Information supplied ::
==========
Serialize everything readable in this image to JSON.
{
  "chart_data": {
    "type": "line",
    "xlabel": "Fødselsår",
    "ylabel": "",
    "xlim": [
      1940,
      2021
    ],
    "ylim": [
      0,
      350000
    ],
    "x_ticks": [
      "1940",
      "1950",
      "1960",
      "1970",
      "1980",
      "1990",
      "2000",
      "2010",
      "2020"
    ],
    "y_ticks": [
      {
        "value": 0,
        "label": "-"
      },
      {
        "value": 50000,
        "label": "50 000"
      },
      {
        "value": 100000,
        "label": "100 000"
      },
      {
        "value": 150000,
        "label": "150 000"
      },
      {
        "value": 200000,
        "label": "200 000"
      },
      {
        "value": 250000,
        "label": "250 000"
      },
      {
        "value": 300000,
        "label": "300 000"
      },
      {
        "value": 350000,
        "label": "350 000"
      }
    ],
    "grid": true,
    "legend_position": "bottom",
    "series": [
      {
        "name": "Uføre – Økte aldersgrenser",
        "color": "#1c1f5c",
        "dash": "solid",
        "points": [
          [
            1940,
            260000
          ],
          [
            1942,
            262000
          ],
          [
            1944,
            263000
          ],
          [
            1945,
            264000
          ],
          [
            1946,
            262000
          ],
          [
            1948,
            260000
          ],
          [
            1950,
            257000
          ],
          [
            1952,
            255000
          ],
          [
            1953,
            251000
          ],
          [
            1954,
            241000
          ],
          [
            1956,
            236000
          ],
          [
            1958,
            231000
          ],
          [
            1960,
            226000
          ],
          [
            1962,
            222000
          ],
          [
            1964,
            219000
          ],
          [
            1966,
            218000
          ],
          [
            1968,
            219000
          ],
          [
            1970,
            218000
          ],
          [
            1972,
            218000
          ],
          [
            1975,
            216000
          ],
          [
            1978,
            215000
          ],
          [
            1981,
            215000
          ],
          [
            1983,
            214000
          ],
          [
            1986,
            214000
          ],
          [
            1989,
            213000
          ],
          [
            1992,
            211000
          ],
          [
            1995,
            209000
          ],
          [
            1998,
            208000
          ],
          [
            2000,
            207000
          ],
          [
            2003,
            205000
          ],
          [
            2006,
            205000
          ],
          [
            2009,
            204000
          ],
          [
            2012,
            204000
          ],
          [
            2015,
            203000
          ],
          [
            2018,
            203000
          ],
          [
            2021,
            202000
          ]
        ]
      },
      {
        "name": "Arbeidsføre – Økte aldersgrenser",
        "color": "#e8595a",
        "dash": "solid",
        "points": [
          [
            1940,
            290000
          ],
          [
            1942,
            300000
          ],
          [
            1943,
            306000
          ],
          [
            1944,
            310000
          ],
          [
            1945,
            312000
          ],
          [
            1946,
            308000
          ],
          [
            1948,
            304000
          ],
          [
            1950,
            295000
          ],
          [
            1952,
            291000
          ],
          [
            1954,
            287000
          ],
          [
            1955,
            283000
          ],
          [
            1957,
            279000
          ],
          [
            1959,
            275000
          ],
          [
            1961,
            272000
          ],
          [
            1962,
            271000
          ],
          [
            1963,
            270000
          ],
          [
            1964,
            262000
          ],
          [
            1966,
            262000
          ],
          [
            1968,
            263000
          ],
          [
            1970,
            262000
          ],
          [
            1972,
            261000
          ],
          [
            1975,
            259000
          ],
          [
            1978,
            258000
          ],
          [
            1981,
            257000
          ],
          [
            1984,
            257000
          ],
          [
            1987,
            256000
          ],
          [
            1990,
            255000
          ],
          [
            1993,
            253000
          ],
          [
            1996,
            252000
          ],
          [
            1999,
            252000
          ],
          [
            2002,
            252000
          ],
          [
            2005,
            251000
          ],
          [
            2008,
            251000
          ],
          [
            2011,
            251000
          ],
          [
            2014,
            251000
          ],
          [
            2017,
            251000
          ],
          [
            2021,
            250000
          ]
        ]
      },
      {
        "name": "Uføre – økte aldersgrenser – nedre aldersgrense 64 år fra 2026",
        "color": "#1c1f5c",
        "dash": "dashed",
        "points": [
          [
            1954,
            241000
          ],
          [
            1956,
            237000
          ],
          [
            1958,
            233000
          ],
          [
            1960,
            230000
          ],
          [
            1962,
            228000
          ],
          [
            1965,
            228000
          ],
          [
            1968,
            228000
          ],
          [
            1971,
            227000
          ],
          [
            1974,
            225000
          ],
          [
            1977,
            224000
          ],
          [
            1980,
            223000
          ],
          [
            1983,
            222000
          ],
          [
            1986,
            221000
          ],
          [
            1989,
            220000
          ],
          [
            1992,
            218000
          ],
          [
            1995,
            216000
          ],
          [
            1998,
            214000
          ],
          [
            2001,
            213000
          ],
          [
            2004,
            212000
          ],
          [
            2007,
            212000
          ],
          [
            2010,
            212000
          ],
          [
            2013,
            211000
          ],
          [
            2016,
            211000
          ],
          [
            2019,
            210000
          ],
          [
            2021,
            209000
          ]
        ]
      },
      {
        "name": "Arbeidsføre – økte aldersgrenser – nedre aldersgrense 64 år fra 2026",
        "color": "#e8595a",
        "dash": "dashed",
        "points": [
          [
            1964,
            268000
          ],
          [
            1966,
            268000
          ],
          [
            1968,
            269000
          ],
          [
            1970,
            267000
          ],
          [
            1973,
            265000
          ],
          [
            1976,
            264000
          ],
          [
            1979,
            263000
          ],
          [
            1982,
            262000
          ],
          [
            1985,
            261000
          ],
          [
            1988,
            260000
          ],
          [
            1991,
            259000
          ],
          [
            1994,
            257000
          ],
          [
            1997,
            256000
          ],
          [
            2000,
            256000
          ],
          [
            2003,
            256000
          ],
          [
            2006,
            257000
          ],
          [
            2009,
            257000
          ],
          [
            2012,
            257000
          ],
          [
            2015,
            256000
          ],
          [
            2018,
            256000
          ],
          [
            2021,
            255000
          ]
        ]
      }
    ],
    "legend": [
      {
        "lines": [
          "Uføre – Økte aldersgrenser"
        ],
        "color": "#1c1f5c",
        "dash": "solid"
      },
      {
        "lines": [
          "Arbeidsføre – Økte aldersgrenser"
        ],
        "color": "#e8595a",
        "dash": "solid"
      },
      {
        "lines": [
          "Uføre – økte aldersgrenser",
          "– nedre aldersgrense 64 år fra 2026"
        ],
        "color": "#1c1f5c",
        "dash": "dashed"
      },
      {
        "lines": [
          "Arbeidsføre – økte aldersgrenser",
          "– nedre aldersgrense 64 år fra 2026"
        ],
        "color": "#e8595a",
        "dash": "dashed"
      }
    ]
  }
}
==========
Short task ::
Set down all of the entries exactly, please.

Answer to this exercise ::
Serialize everything readable in this image to JSON.
{
  "chart_data": {
    "type": "line",
    "xlabel": "Fødselsår",
    "ylabel": "",
    "xlim": [
      1940,
      2021
    ],
    "ylim": [
      0,
      350000
    ],
    "x_ticks": [
      "1940",
      "1950",
      "1960",
      "1970",
      "1980",
      "1990",
      "2000",
      "2010",
      "2020"
    ],
    "y_ticks": [
      {
        "value": 0,
        "label": "-"
      },
      {
        "value": 50000,
        "label": "50 000"
      },
      {
        "value": 100000,
        "label": "100 000"
      },
      {
        "value": 150000,
        "label": "150 000"
      },
      {
        "value": 200000,
        "label": "200 000"
      },
      {
        "value": 250000,
        "label": "250 000"
      },
      {
        "value": 300000,
        "label": "300 000"
      },
      {
        "value": 350000,
        "label": "350 000"
      }
    ],
    "grid": true,
    "legend_position": "bottom",
    "series": [
      {
        "name": "Uføre – Økte aldersgrenser",
        "color": "#1c1f5c",
        "dash": "solid",
        "points": [
          [
            1940,
            260000
          ],
          [
            1942,
            262000
          ],
          [
            1944,
            263000
          ],
          [
            1945,
            264000
          ],
          [
            1946,
            262000
          ],
          [
            1948,
            260000
          ],
          [
            1950,
            257000
          ],
          [
            1952,
            255000
          ],
          [
            1953,
            251000
          ],
          [
            1954,
            241000
          ],
          [
            1956,
            236000
          ],
          [
            1958,
            231000
          ],
          [
            1960,
            226000
          ],
          [
            1962,
            222000
          ],
          [
            1964,
            219000
          ],
          [
            1966,
            218000
          ],
          [
            1968,
            219000
          ],
          [
            1970,
            218000
          ],
          [
            1972,
            218000
          ],
          [
            1975,
            216000
          ],
          [
            1978,
            215000
          ],
          [
            1981,
            215000
          ],
          [
            1983,
            214000
          ],
          [
            1986,
            214000
          ],
          [
            1989,
            213000
          ],
          [
            1992,
            211000
          ],
          [
            1995,
            209000
          ],
          [
            1998,
            208000
          ],
          [
            2000,
            207000
          ],
          [
            2003,
            205000
          ],
          [
            2006,
            205000
          ],
          [
            2009,
            204000
          ],
          [
            2012,
            204000
          ],
          [
            2015,
            203000
          ],
          [
            2018,
            203000
          ],
          [
            2021,
            202000
          ]
        ]
      },
      {
        "name": "Arbeidsføre – Økte aldersgrenser",
        "color": "#e8595a",
        "dash": "solid",
        "points": [
          [
            1940,
            290000
          ],
          [
            1942,
            300000
          ],
          [
            1943,
            306000
          ],
          [
            1944,
            310000
          ],
          [
            1945,
            312000
          ],
          [
            1946,
            308000
          ],
          [
            1948,
            304000
          ],
          [
            1950,
            295000
          ],
          [
            1952,
            291000
          ],
          [
            1954,
            287000
          ],
          [
            1955,
            283000
          ],
          [
            1957,
            279000
          ],
          [
            1959,
            275000
          ],
          [
            1961,
            272000
          ],
          [
            1962,
            271000
          ],
          [
            1963,
            270000
          ],
          [
            1964,
            262000
          ],
          [
            1966,
            262000
          ],
          [
            1968,
            263000
          ],
          [
            1970,
            262000
          ],
          [
            1972,
            261000
          ],
          [
            1975,
            259000
          ],
          [
            1978,
            258000
          ],
          [
            1981,
            257000
          ],
          [
            1984,
            257000
          ],
          [
            1987,
            256000
          ],
          [
            1990,
            255000
          ],
          [
            1993,
            253000
          ],
          [
            1996,
            252000
          ],
          [
            1999,
            252000
          ],
          [
            2002,
            252000
          ],
          [
            2005,
            251000
          ],
          [
            2008,
            251000
          ],
          [
            2011,
            251000
          ],
          [
            2014,
            251000
          ],
          [
            2017,
            251000
          ],
          [
            2021,
            250000
          ]
        ]
      },
      {
        "name": "Uføre – økte aldersgrenser – nedre aldersgrense 64 år fra 2026",
        "color": "#1c1f5c",
        "dash": "dashed",
        "points": [
          [
            1954,
            241000
          ],
          [
            1956,
            237000
          ],
          [
            1958,
            233000
          ],
          [
            1960,
            230000
          ],
          [
            1962,
            228000
          ],
          [
            1965,
            228000
          ],
          [
            1968,
            228000
          ],
          [
            1971,
            227000
          ],
          [
            1974,
            225000
          ],
          [
            1977,
            224000
          ],
          [
            1980,
            223000
          ],
          [
            1983,
            222000
          ],
          [
            1986,
            221000
          ],
          [
            1989,
            220000
          ],
          [
            1992,
            218000
          ],
          [
            1995,
            216000
          ],
          [
            1998,
            214000
          ],
          [
            2001,
            213000
          ],
          [
            2004,
            212000
          ],
          [
            2007,
            212000
          ],
          [
            2010,
            212000
          ],
          [
            2013,
            211000
          ],
          [
            2016,
            211000
          ],
          [
            2019,
            210000
          ],
          [
            2021,
            209000
          ]
        ]
      },
      {
        "name": "Arbeidsføre – økte aldersgrenser – nedre aldersgrense 64 år fra 2026",
        "color": "#e8595a",
        "dash": "dashed",
        "points": [
          [
            1964,
            268000
          ],
          [
            1966,
            268000
          ],
          [
            1968,
            269000
          ],
          [
            1970,
            267000
          ],
          [
            1973,
            265000
          ],
          [
            1976,
            264000
          ],
          [
            1979,
            263000
          ],
          [
            1982,
            262000
          ],
          [
            1985,
            261000
          ],
          [
            1988,
            260000
          ],
          [
            1991,
            259000
          ],
          [
            1994,
            257000
          ],
          [
            1997,
            256000
          ],
          [
            2000,
            256000
          ],
          [
            2003,
            256000
          ],
          [
            2006,
            257000
          ],
          [
            2009,
            257000
          ],
          [
            2012,
            257000
          ],
          [
            2015,
            256000
          ],
          [
            2018,
            256000
          ],
          [
            2021,
            255000
          ]
        ]
      }
    ],
    "legend": [
      {
        "lines": [
          "Uføre – Økte aldersgrenser"
        ],
        "color": "#1c1f5c",
        "dash": "solid"
      },
      {
        "lines": [
          "Arbeidsføre – Økte aldersgrenser"
        ],
        "color": "#e8595a",
        "dash": "solid"
      },
      {
        "lines": [
          "Uføre – økte aldersgrenser",
          "– nedre aldersgrense 64 år fra 2026"
        ],
        "color": "#1c1f5c",
        "dash": "dashed"
      },
      {
        "lines": [
          "Arbeidsføre – økte aldersgrenser",
          "– nedre aldersgrense 64 år fra 2026"
        ],
        "color": "#e8595a",
        "dash": "dashed"
      }
    ]
  }
}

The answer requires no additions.